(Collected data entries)

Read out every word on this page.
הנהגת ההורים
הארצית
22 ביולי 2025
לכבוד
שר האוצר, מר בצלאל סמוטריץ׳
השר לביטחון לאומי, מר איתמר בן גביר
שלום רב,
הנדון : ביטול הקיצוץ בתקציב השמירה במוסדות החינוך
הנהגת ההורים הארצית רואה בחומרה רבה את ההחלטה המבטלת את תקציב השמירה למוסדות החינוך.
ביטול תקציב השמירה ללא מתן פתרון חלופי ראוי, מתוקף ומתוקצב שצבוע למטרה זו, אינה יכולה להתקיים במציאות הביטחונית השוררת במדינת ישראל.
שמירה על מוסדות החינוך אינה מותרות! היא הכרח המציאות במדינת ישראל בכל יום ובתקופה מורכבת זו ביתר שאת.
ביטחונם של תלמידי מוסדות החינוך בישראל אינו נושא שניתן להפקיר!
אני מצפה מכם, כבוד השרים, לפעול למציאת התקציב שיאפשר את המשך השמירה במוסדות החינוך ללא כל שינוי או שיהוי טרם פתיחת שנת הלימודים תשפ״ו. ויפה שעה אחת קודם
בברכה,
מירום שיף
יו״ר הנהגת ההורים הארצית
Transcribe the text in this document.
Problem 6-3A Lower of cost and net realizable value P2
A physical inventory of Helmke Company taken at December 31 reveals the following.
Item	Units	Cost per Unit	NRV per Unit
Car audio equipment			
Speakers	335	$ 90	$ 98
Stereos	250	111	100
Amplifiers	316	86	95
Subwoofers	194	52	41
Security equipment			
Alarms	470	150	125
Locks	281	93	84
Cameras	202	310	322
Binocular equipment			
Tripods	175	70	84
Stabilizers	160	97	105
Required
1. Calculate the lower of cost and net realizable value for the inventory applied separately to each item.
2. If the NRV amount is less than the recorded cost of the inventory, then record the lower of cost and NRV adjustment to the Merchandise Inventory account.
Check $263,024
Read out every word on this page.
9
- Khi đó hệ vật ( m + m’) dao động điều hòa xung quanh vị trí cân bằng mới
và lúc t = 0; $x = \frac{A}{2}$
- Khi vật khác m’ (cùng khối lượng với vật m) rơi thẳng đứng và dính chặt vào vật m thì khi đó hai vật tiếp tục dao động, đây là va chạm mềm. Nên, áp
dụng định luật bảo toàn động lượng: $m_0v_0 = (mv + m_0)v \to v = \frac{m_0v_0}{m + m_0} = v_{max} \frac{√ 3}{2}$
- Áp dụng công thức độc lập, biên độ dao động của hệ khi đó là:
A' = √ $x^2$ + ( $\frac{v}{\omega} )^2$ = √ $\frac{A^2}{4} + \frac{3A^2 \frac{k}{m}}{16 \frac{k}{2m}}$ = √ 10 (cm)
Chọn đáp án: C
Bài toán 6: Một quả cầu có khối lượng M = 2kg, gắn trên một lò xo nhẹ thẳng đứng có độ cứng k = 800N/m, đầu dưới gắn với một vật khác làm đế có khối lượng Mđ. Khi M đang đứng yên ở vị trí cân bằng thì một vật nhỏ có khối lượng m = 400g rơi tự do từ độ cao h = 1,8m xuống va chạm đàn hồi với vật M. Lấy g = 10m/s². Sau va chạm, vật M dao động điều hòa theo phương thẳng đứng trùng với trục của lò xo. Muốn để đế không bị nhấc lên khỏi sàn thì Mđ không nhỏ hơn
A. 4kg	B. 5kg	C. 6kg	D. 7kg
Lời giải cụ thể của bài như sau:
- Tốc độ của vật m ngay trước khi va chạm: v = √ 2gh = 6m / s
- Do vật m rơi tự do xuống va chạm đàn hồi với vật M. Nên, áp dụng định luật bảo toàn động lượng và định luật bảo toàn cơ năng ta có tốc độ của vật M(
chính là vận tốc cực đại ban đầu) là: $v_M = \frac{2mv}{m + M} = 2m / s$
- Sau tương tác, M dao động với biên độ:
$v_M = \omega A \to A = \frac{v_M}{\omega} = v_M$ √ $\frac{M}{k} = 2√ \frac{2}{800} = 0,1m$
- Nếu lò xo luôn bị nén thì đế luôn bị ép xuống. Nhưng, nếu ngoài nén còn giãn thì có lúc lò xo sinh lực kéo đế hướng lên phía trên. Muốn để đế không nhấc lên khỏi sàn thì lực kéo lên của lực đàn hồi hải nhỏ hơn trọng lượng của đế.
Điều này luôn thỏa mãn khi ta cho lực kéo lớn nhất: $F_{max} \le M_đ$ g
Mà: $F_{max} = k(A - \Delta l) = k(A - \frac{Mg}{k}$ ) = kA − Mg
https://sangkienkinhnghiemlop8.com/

Given request >> Copy out the data shown above without altering anything.

Solution to the exercise >>
Read out every word on this page.
הנהגת ההורים
הארצית
22 ביולי 2025
לכבוד
שר האוצר, מר בצלאל סמוטריץ׳
השר לביטחון לאומי, מר איתמר בן גביר
שלום רב,
הנדון : ביטול הקיצוץ בתקציב השמירה במוסדות החינוך
הנהגת ההורים הארצית רואה בחומרה רבה את ההחלטה המבטלת את תקציב השמירה למוסדות החינוך.
ביטול תקציב השמירה ללא מתן פתרון חלופי ראוי, מתוקף ומתוקצב שצבוע למטרה זו, אינה יכולה להתקיים במציאות הביטחונית השוררת במדינת ישראל.
שמירה על מוסדות החינוך אינה מותרות! היא הכרח המציאות במדינת ישראל בכל יום ובתקופה מורכבת זו ביתר שאת.
ביטחונם של תלמידי מוסדות החינוך בישראל אינו נושא שניתן להפקיר!
אני מצפה מכם, כבוד השרים, לפעול למציאת התקציב שיאפשר את המשך השמירה במוסדות החינוך ללא כל שינוי או שיהוי טרם פתיחת שנת הלימודים תשפ״ו. ויפה שעה אחת קודם
בברכה,
מירום שיף
יו״ר הנהגת ההורים הארצית
Transcribe the text in this document.
Problem 6-3A Lower of cost and net realizable value P2
A physical inventory of Helmke Company taken at December 31 reveals the following.
Item	Units	Cost per Unit	NRV per Unit
Car audio equipment			
Speakers	335	$ 90	$ 98
Stereos	250	111	100
Amplifiers	316	86	95
Subwoofers	194	52	41
Security equipment			
Alarms	470	150	125
Locks	281	93	84
Cameras	202	310	322
Binocular equipment			
Tripods	175	70	84
Stabilizers	160	97	105
Required
1. Calculate the lower of cost and net realizable value for the inventory applied separately to each item.
2. If the NRV amount is less than the recorded cost of the inventory, then record the lower of cost and NRV adjustment to the Merchandise Inventory account.
Check $263,024
Read out every word on this page.
9
- Khi đó hệ vật ( m + m’) dao động điều hòa xung quanh vị trí cân bằng mới
và lúc t = 0; $x = \frac{A}{2}$
- Khi vật khác m’ (cùng khối lượng với vật m) rơi thẳng đứng và dính chặt vào vật m thì khi đó hai vật tiếp tục dao động, đây là va chạm mềm. Nên, áp
dụng định luật bảo toàn động lượng: $m_0v_0 = (mv + m_0)v \to v = \frac{m_0v_0}{m + m_0} = v_{max} \frac{√ 3}{2}$
- Áp dụng công thức độc lập, biên độ dao động của hệ khi đó là:
A' = √ $x^2$ + ( $\frac{v}{\omega} )^2$ = √ $\frac{A^2}{4} + \frac{3A^2 \frac{k}{m}}{16 \frac{k}{2m}}$ = √ 10 (cm)
Chọn đáp án: C
Bài toán 6: Một quả cầu có khối lượng M = 2kg, gắn trên một lò xo nhẹ thẳng đứng có độ cứng k = 800N/m, đầu dưới gắn với một vật khác làm đế có khối lượng Mđ. Khi M đang đứng yên ở vị trí cân bằng thì một vật nhỏ có khối lượng m = 400g rơi tự do từ độ cao h = 1,8m xuống va chạm đàn hồi với vật M. Lấy g = 10m/s². Sau va chạm, vật M dao động điều hòa theo phương thẳng đứng trùng với trục của lò xo. Muốn để đế không bị nhấc lên khỏi sàn thì Mđ không nhỏ hơn
A. 4kg	B. 5kg	C. 6kg	D. 7kg
Lời giải cụ thể của bài như sau:
- Tốc độ của vật m ngay trước khi va chạm: v = √ 2gh = 6m / s
- Do vật m rơi tự do xuống va chạm đàn hồi với vật M. Nên, áp dụng định luật bảo toàn động lượng và định luật bảo toàn cơ năng ta có tốc độ của vật M(
chính là vận tốc cực đại ban đầu) là: $v_M = \frac{2mv}{m + M} = 2m / s$
- Sau tương tác, M dao động với biên độ:
$v_M = \omega A \to A = \frac{v_M}{\omega} = v_M$ √ $\frac{M}{k} = 2√ \frac{2}{800} = 0,1m$
- Nếu lò xo luôn bị nén thì đế luôn bị ép xuống. Nhưng, nếu ngoài nén còn giãn thì có lúc lò xo sinh lực kéo đế hướng lên phía trên. Muốn để đế không nhấc lên khỏi sàn thì lực kéo lên của lực đàn hồi hải nhỏ hơn trọng lượng của đế.
Điều này luôn thỏa mãn khi ta cho lực kéo lớn nhất: $F_{max} \le M_đ$ g
Mà: $F_{max} = k(A - \Delta l) = k(A - \frac{Mg}{k}$ ) = kA − Mg
https://sangkienkinhnghiemlop8.com/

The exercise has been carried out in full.